== THE RECORDS
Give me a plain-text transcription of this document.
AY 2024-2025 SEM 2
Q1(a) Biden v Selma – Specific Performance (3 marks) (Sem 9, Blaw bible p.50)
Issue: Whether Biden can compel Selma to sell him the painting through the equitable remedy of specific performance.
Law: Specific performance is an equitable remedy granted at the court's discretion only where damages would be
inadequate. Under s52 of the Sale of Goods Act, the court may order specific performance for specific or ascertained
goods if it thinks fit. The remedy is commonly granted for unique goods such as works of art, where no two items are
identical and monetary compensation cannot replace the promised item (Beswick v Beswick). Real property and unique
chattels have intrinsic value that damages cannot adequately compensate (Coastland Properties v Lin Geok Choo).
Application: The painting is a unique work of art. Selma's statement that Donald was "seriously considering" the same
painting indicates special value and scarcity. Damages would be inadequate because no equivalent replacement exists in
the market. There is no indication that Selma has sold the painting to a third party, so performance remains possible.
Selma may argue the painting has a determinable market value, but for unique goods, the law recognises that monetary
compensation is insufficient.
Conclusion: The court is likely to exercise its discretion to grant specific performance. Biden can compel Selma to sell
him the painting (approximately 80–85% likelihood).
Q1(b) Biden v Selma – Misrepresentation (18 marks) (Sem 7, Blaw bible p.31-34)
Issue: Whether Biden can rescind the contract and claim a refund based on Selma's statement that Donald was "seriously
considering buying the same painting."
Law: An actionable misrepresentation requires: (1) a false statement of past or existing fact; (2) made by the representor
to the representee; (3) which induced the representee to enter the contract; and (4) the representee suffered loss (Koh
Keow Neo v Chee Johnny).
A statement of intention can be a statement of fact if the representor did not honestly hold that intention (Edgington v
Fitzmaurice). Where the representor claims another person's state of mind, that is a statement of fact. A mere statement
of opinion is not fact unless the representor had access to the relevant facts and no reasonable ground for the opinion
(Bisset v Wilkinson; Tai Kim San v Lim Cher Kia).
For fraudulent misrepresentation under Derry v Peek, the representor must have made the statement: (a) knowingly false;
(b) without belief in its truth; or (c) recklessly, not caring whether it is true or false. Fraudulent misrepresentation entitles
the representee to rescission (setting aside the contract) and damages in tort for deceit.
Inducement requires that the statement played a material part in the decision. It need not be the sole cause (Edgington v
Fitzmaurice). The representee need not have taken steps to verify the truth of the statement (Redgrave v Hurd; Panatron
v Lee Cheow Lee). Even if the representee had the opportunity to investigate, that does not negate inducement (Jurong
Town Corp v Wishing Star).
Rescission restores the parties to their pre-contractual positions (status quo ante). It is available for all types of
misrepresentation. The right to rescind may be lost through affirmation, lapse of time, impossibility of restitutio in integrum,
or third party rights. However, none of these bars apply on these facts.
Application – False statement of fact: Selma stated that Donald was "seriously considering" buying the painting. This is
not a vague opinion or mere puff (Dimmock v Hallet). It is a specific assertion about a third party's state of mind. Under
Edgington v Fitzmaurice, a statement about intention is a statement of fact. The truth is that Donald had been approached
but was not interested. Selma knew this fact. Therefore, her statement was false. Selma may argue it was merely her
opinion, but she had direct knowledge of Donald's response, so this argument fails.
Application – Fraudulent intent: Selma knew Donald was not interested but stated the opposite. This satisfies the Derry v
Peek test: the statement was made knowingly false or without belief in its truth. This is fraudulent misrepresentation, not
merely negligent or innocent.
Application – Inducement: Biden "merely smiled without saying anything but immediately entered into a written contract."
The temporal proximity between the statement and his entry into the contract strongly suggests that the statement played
====
Quote every line of the data, word for word.

• EXERCISE OUTPUT:
Give me a plain-text transcription of this document.
AY 2024-2025 SEM 2
Q1(a) Biden v Selma – Specific Performance (3 marks) (Sem 9, Blaw bible p.50)
Issue: Whether Biden can compel Selma to sell him the painting through the equitable remedy of specific performance.
Law: Specific performance is an equitable remedy granted at the court's discretion only where damages would be
inadequate. Under s52 of the Sale of Goods Act, the court may order specific performance for specific or ascertained
goods if it thinks fit. The remedy is commonly granted for unique goods such as works of art, where no two items are
identical and monetary compensation cannot replace the promised item (Beswick v Beswick). Real property and unique
chattels have intrinsic value that damages cannot adequately compensate (Coastland Properties v Lin Geok Choo).
Application: The painting is a unique work of art. Selma's statement that Donald was "seriously considering" the same
painting indicates special value and scarcity. Damages would be inadequate because no equivalent replacement exists in
the market. There is no indication that Selma has sold the painting to a third party, so performance remains possible.
Selma may argue the painting has a determinable market value, but for unique goods, the law recognises that monetary
compensation is insufficient.
Conclusion: The court is likely to exercise its discretion to grant specific performance. Biden can compel Selma to sell
him the painting (approximately 80–85% likelihood).
Q1(b) Biden v Selma – Misrepresentation (18 marks) (Sem 7, Blaw bible p.31-34)
Issue: Whether Biden can rescind the contract and claim a refund based on Selma's statement that Donald was "seriously
considering buying the same painting."
Law: An actionable misrepresentation requires: (1) a false statement of past or existing fact; (2) made by the representor
to the representee; (3) which induced the representee to enter the contract; and (4) the representee suffered loss (Koh
Keow Neo v Chee Johnny).
A statement of intention can be a statement of fact if the representor did not honestly hold that intention (Edgington v
Fitzmaurice). Where the representor claims another person's state of mind, that is a statement of fact. A mere statement
of opinion is not fact unless the representor had access to the relevant facts and no reasonable ground for the opinion
(Bisset v Wilkinson; Tai Kim San v Lim Cher Kia).
For fraudulent misrepresentation under Derry v Peek, the representor must have made the statement: (a) knowingly false;
(b) without belief in its truth; or (c) recklessly, not caring whether it is true or false. Fraudulent misrepresentation entitles
the representee to rescission (setting aside the contract) and damages in tort for deceit.
Inducement requires that the statement played a material part in the decision. It need not be the sole cause (Edgington v
Fitzmaurice). The representee need not have taken steps to verify the truth of the statement (Redgrave v Hurd; Panatron
v Lee Cheow Lee). Even if the representee had the opportunity to investigate, that does not negate inducement (Jurong
Town Corp v Wishing Star).
Rescission restores the parties to their pre-contractual positions (status quo ante). It is available for all types of
misrepresentation. The right to rescind may be lost through affirmation, lapse of time, impossibility of restitutio in integrum,
or third party rights. However, none of these bars apply on these facts.
Application – False statement of fact: Selma stated that Donald was "seriously considering" buying the painting. This is
not a vague opinion or mere puff (Dimmock v Hallet). It is a specific assertion about a third party's state of mind. Under
Edgington v Fitzmaurice, a statement about intention is a statement of fact. The truth is that Donald had been approached
but was not interested. Selma knew this fact. Therefore, her statement was false. Selma may argue it was merely her
opinion, but she had direct knowledge of Donald's response, so this argument fails.
Application – Fraudulent intent: Selma knew Donald was not interested but stated the opposite. This satisfies the Derry v
Peek test: the statement was made knowingly false or without belief in its truth. This is fraudulent misrepresentation, not
merely negligent or innocent.
Application – Inducement: Biden "merely smiled without saying anything but immediately entered into a written contract."
The temporal proximity between the statement and his entry into the contract strongly suggests that the statement played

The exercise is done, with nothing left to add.